Output all of the entries exactly as written.

■ Stored entries
________________________
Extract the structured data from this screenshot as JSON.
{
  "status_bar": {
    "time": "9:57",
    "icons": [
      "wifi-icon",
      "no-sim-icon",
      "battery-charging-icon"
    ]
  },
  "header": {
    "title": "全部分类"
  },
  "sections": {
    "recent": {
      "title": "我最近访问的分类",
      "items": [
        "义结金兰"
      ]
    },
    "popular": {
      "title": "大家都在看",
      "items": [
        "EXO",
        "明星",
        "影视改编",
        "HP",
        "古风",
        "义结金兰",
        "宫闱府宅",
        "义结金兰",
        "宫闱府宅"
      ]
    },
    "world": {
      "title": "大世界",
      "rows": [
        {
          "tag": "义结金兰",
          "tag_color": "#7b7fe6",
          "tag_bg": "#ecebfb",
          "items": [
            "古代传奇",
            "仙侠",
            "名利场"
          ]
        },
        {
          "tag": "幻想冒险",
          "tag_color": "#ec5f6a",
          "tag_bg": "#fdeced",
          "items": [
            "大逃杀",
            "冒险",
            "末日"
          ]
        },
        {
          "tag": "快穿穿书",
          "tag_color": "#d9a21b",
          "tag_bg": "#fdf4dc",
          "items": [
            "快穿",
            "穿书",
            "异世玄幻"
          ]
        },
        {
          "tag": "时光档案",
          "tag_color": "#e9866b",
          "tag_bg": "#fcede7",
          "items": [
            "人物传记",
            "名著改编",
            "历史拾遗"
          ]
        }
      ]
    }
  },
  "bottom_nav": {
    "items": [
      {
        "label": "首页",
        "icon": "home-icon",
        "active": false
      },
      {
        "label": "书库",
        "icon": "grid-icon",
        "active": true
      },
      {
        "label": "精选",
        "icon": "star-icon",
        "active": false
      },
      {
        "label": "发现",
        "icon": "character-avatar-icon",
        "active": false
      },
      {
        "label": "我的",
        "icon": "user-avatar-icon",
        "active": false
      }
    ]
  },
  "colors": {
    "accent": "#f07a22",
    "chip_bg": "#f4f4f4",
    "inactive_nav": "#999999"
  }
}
________________________
■ Result for this task
Extract the structured data from this screenshot as JSON.
{
  "status_bar": {
    "time": "9:57",
    "icons": [
      "wifi-icon",
      "no-sim-icon",
      "battery-charging-icon"
    ]
  },
  "header": {
    "title": "全部分类"
  },
  "sections": {
    "recent": {
      "title": "我最近访问的分类",
      "items": [
        "义结金兰"
      ]
    },
    "popular": {
      "title": "大家都在看",
      "items": [
        "EXO",
        "明星",
        "影视改编",
        "HP",
        "古风",
        "义结金兰",
        "宫闱府宅",
        "义结金兰",
        "宫闱府宅"
      ]
    },
    "world": {
      "title": "大世界",
      "rows": [
        {
          "tag": "义结金兰",
          "tag_color": "#7b7fe6",
          "tag_bg": "#ecebfb",
          "items": [
            "古代传奇",
            "仙侠",
            "名利场"
          ]
        },
        {
          "tag": "幻想冒险",
          "tag_color": "#ec5f6a",
          "tag_bg": "#fdeced",
          "items": [
            "大逃杀",
            "冒险",
            "末日"
          ]
        },
        {
          "tag": "快穿穿书",
          "tag_color": "#d9a21b",
          "tag_bg": "#fdf4dc",
          "items": [
            "快穿",
            "穿书",
            "异世玄幻"
          ]
        },
        {
          "tag": "时光档案",
          "tag_color": "#e9866b",
          "tag_bg": "#fcede7",
          "items": [
            "人物传记",
            "名著改编",
            "历史拾遗"
          ]
        }
      ]
    }
  },
  "bottom_nav": {
    "items": [
      {
        "label": "首页",
        "icon": "home-icon",
        "active": false
      },
      {
        "label": "书库",
        "icon": "grid-icon",
        "active": true
      },
      {
        "label": "精选",
        "icon": "star-icon",
        "active": false
      },
      {
        "label": "发现",
        "icon": "character-avatar-icon",
        "active": false
      },
      {
        "label": "我的",
        "icon": "user-avatar-icon",
        "active": false
      }
    ]
  },
  "colors": {
    "accent": "#f07a22",
    "chip_bg": "#f4f4f4",
    "inactive_nav": "#999999"
  }
}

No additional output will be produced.